WORKING DATA →
|---|
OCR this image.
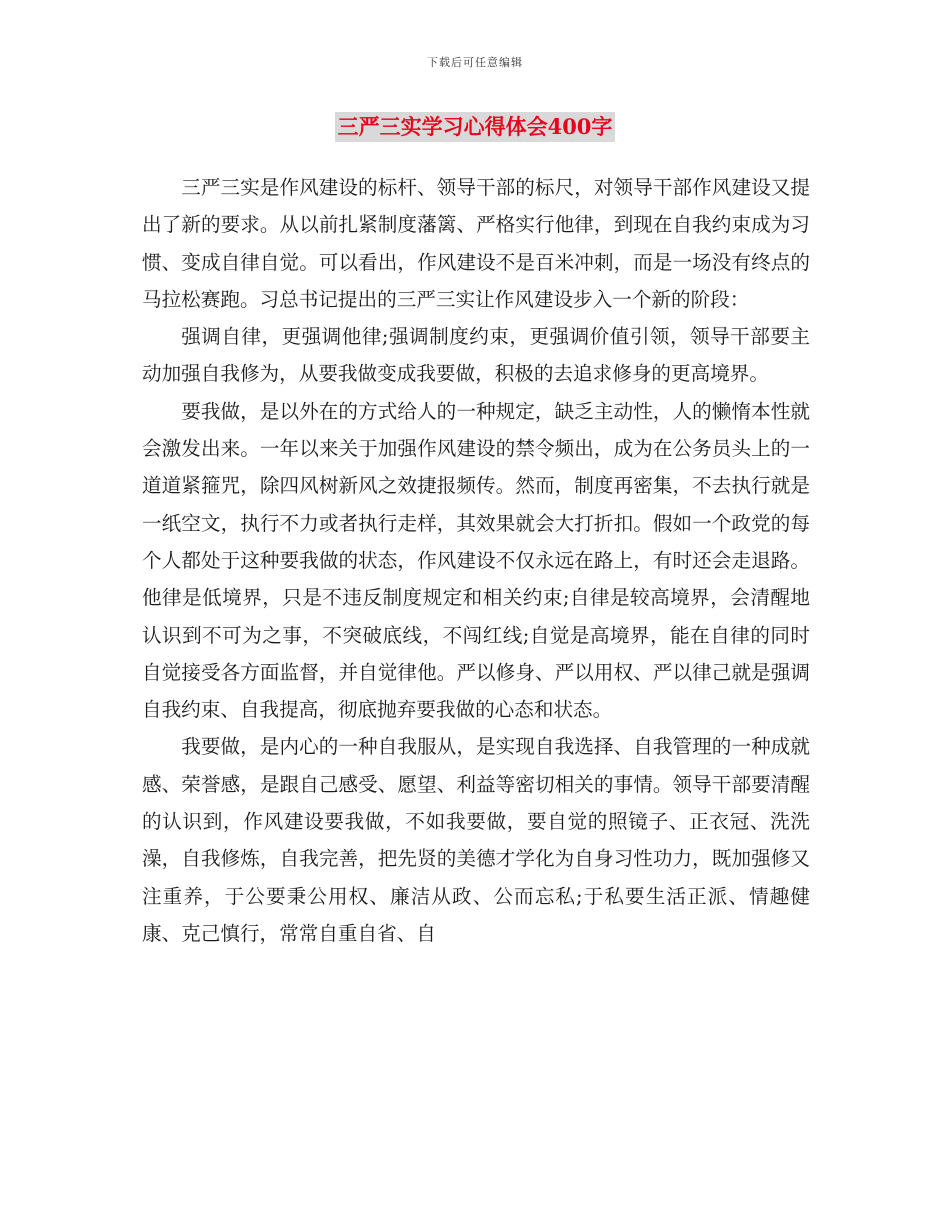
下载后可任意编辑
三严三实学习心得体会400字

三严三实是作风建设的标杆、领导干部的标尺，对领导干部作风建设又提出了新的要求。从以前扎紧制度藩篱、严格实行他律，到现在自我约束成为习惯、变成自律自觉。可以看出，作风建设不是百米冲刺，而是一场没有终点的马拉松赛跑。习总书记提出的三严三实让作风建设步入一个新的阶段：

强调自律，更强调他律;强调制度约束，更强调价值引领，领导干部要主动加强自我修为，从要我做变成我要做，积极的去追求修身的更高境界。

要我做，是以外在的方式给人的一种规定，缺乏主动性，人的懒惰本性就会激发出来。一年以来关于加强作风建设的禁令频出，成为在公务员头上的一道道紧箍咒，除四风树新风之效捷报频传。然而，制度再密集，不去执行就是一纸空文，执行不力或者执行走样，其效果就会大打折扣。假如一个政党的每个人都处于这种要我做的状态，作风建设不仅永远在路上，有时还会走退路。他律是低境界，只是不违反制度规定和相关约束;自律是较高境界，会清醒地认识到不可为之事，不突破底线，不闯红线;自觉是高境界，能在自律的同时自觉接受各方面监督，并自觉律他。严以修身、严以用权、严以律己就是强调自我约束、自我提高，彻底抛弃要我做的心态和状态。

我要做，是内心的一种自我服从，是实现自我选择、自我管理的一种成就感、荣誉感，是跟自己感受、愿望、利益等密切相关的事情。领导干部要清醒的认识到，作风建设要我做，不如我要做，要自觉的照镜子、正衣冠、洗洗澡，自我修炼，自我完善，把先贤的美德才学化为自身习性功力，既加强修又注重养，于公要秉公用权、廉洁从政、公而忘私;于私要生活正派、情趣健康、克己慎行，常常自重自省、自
|---|
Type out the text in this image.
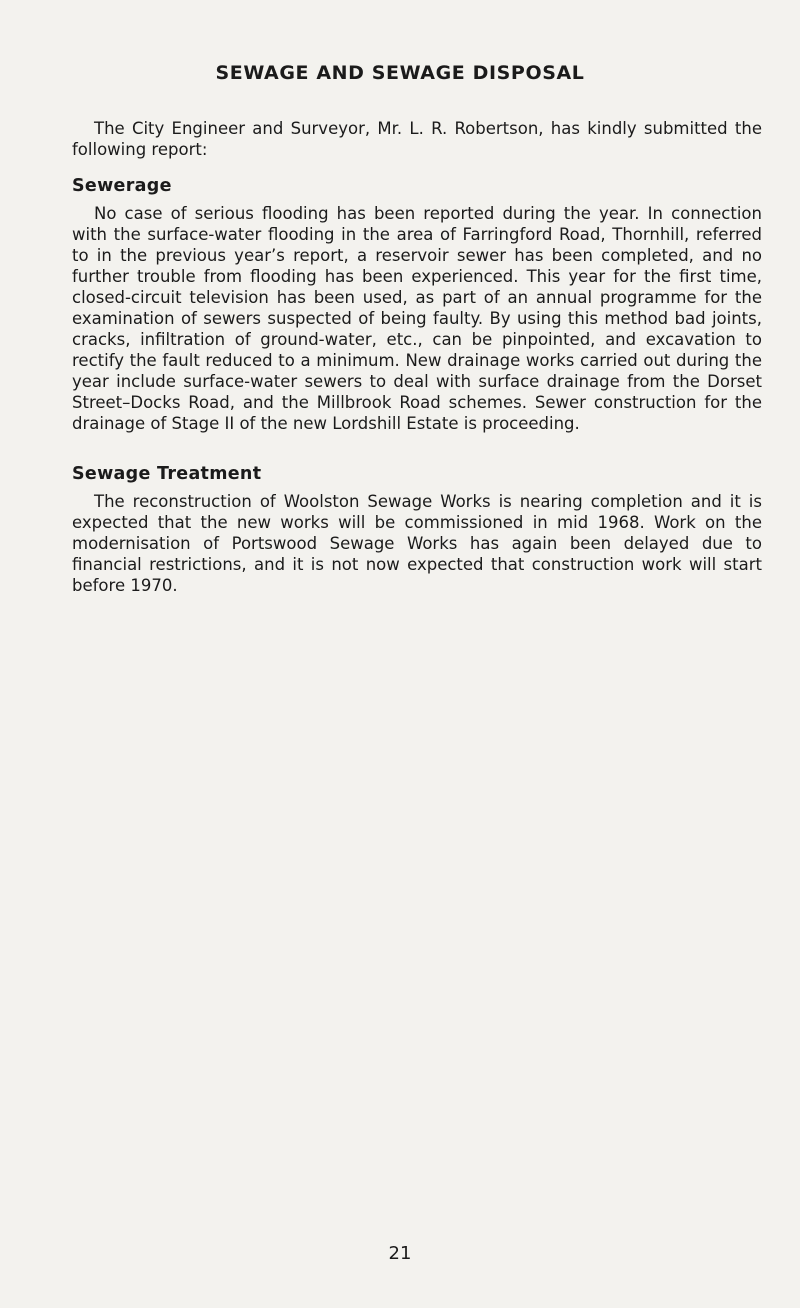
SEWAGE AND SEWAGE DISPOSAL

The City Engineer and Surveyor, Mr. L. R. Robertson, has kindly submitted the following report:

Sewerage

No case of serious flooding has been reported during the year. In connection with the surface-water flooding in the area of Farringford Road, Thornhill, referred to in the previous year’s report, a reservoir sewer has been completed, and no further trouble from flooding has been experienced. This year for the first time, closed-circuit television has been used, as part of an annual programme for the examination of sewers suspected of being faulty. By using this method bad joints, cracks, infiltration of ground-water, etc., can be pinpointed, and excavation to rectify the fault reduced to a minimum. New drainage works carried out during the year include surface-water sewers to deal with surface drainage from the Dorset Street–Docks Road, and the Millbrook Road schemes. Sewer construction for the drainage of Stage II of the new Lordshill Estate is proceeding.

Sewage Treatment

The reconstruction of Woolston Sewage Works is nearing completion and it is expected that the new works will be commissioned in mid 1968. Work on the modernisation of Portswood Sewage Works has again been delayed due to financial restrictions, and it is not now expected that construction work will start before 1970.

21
|---|
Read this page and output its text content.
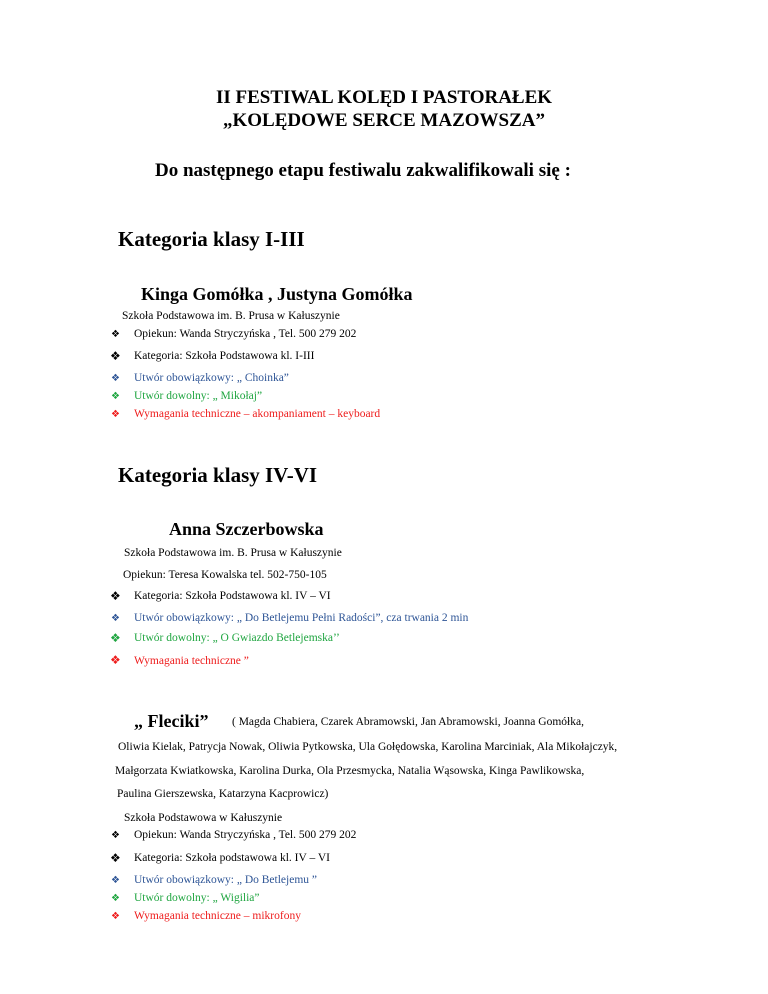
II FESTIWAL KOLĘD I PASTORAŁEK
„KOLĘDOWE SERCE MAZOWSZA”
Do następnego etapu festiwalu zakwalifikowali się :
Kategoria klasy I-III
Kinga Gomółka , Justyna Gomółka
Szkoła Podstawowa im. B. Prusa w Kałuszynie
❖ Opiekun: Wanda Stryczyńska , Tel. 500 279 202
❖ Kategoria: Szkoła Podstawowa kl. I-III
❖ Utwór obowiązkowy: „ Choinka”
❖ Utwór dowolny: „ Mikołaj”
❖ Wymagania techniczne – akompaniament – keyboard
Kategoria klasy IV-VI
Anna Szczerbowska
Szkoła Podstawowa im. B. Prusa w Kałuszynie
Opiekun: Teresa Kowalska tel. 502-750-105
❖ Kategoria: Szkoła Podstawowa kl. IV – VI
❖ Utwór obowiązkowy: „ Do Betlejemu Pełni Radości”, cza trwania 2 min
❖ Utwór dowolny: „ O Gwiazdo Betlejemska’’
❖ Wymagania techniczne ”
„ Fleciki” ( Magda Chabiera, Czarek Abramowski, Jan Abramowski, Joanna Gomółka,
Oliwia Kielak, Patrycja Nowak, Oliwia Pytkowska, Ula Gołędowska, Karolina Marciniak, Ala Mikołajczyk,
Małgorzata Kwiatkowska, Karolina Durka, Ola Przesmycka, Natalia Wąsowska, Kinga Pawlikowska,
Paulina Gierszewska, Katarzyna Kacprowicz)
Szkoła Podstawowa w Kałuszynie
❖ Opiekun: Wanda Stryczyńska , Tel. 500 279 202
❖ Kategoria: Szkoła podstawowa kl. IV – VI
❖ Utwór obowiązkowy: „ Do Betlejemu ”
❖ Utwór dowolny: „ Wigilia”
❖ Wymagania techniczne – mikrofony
|---|
REQUIRED TASK →
Return every line in the listing that contains the word "dowolny".

CORRECT OUTPUT →
❖ Utwór dowolny: „ Mikołaj”
❖ Utwór dowolny: „ O Gwiazdo Betlejemska’’
❖ Utwór dowolny: „ Wigilia”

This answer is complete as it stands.